| Passage provided |
>>>>>

- Genre: Reality television; Sitcom;
- Created by: Peter James; Andrew O'Connor;
- Written by: Paul Alexander; Jesse Armstrong; Sam Bain; Sean Carson; Neil Gibbons; Rob Gibbons; James Simpson;
- Directed by: Justin Bradley
- Starring: Melanie Ash; David Brand; Paul Gibbon; Dave Johnson; Rufus Jones; Jessica Lathan; Jeanne Mockford; Barrington; Bob; Shirine;
- Narrated by: Sadie Frost
- Country of origin: United Kingdom
- Original language: English
- No. of series: 1
- No. of episodes: 8

Production
- Producers: Matt Crook; Kirsty Smith;
- Camera setup: Multi-camera
- Running time: 22-26 minutes per episode
- Production company: Objective Productions

Original release
- Network: Channel 4
- Release: 8 December – 18 December 2003

= Bedsitcom =

British reality television hoax series

Bedsitcom is a British reality television hoax series that was broadcast on Channel 4 in December 2003. Pitched as "somewhere between a sitcom and a reality TV show", the show documented the lives of six young people living in a loft flat in London. Its hook was that its TV audience was aware that three of the participants—named Mel, Paul and Rufus—were actually actors being directed by a trio of "writers" in a garage on the ground floor.

Bedsitcom was commissioned by the Channel Four Television Corporation and produced by Objective Productions. Producers auditioned thousands of people to be the show's genuine subjects and selected from them six young adults to live in the flat with the three actors. These six participants were told that they would be starring in a new reality TV series called Making Friends, and featured on the show three at a time over a period of eight weeks. The programme ran for a single series of eight episodes and featured various storylines, involving dead goldfish, dodgy dealings, promiscuous mothers and telephone psychics.

<<<<<

| Given records |
>>>>>

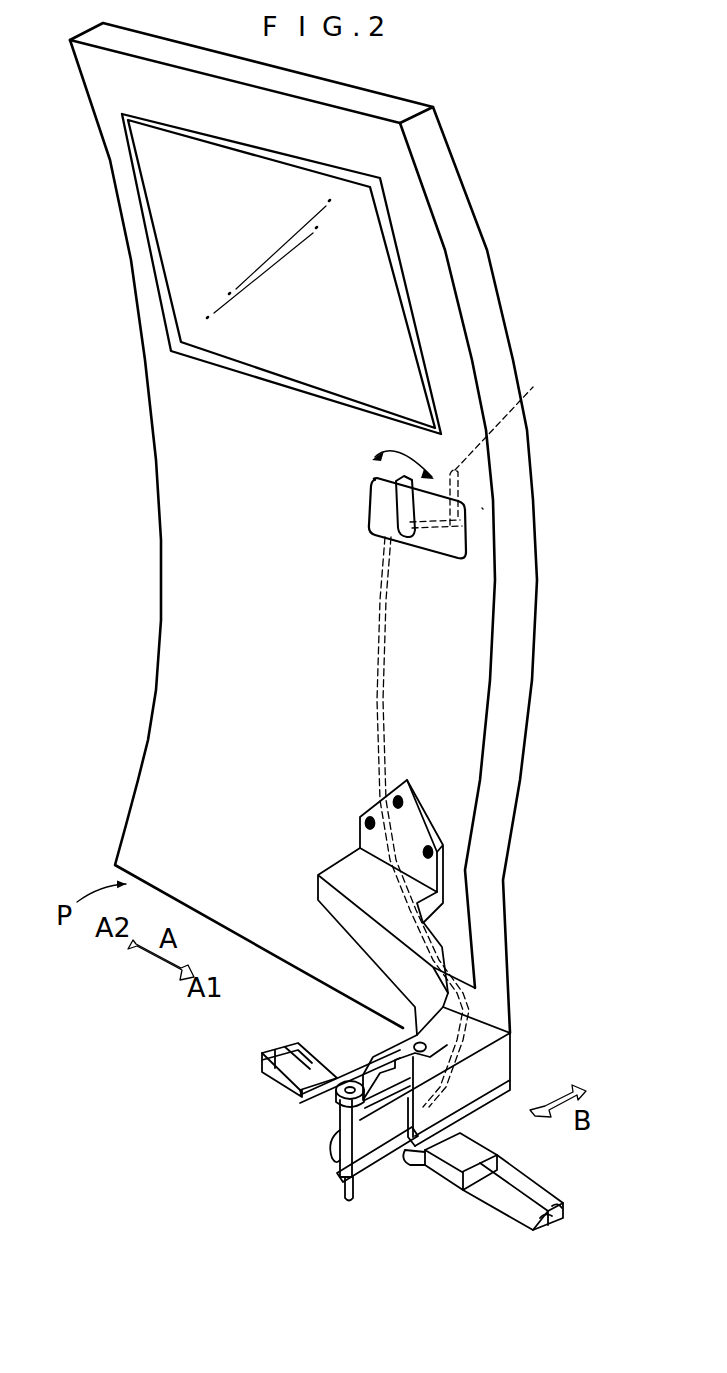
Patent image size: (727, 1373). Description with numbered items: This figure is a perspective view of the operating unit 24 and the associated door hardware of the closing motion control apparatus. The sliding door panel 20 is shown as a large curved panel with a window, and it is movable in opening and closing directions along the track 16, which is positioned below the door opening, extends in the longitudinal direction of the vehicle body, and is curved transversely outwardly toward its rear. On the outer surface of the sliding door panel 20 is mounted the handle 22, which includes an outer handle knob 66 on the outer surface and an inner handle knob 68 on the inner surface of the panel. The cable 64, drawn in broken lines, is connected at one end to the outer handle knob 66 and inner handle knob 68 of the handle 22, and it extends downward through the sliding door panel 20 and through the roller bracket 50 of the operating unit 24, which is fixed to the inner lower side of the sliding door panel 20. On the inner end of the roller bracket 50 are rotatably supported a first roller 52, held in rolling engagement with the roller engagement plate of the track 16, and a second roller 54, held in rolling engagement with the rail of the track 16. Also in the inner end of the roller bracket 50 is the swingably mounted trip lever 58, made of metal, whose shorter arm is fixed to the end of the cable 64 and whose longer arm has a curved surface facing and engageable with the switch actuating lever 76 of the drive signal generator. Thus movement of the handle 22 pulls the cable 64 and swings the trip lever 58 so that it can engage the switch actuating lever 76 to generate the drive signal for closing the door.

The sliding door panel 20 is at (530, 445).
The handle 22 is at (482, 508).
The inner handle knob 68 is at (400, 520).
The outer handle knob 66 is at (490, 447).
The cable 64 is at (377, 648).
The roller bracket 50 is at (495, 1012).
The second roller 54 is at (348, 1081).
The first roller 52 is at (330, 1147).
The switch actuating lever 76 is at (345, 1192).
The trip lever 58 is at (370, 1166).
The operating unit 24 is at (402, 1160).
The track 16 is at (547, 1187).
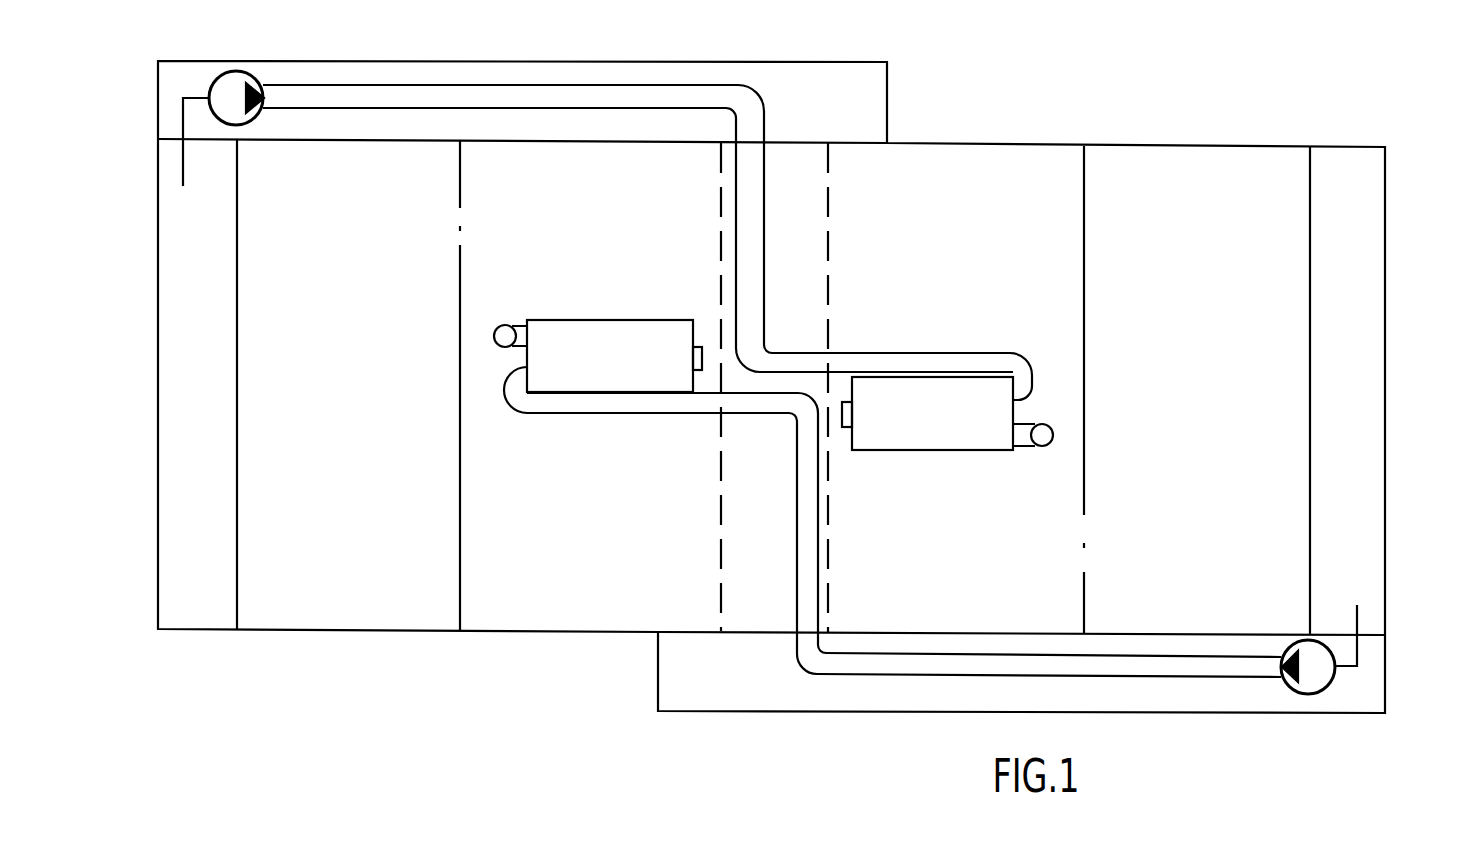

<<<<<

| Exercise requirements |
Continue the article on Bedsitcom, the Channel 4 reality hoax series, starting after its final sentence.

| Final answer |
The show received largely negative feedback from television reviewers, who criticised the show's premise as a "deeply offensive" idea. It received a viewership peak of 1.2 million with its final episode, giving it an audience share of 8.9 per cent. Bedsitcom was not recommissioned for a second series and is currently not available either on DVD or on Channel 4's on demand service, 4oD.

==Production==

===Concept===
Bedsitcom was created by Peter James and Andrew O'Connor, and was conceived as a parody of both reality television and the traditional sitcom. It combined these two elements by featuring three members of the public being unknowingly placed in extraordinary situations by three actors being directed by writers. After being commissioned for Channel 4 by Danielle Lux, Bedsitcom was produced by Matt Crook and Kirsty Smith of Objective Productions.

The show was pitched as "somewhere between a sitcom and a reality TV show" and was promoted as "an entirely new genre of television programme". Its title is a portmanteau of the words "bedsit"—a British term referring to a form of rented accommodation consisting of a single room and shared bathroom—and "sitcom". The title is technically a misnomer: as the accommodation's bedroom and sitting area were separate, it was not a bedsit.

===Casting===

The two generations of cast in Bedsitcom.
Top, l-r: Paul, Rufus, Bob, Shirine, Dave and Mel.
Bottom, l-r: Paul, Mel, David, Barrington, Rufus and Jessica.

Melanie Ash, Paul Gibbon and Rufus Jones were selected as the three actors to feature in Bedsitcom. Jones had previously portrayed the part of Crispin in the 2002 drama White Teeth; Gibbon had played the lead role of Link in the series Stone Cold. To avoid breaking character, all three used their real names while living in the flat and went through weeks of rehearsals. O'Connor described the entire process as "exhausting".

To find suitable candidates to live with the three actors, producers auditioned roughly 10,000 people, who were told that they would be taking part in a new reality television programme in London called Making Friends. Six members of the public, named Barrington, Bob, Dave, David, Jessica and Shirine, were selected to feature on the show.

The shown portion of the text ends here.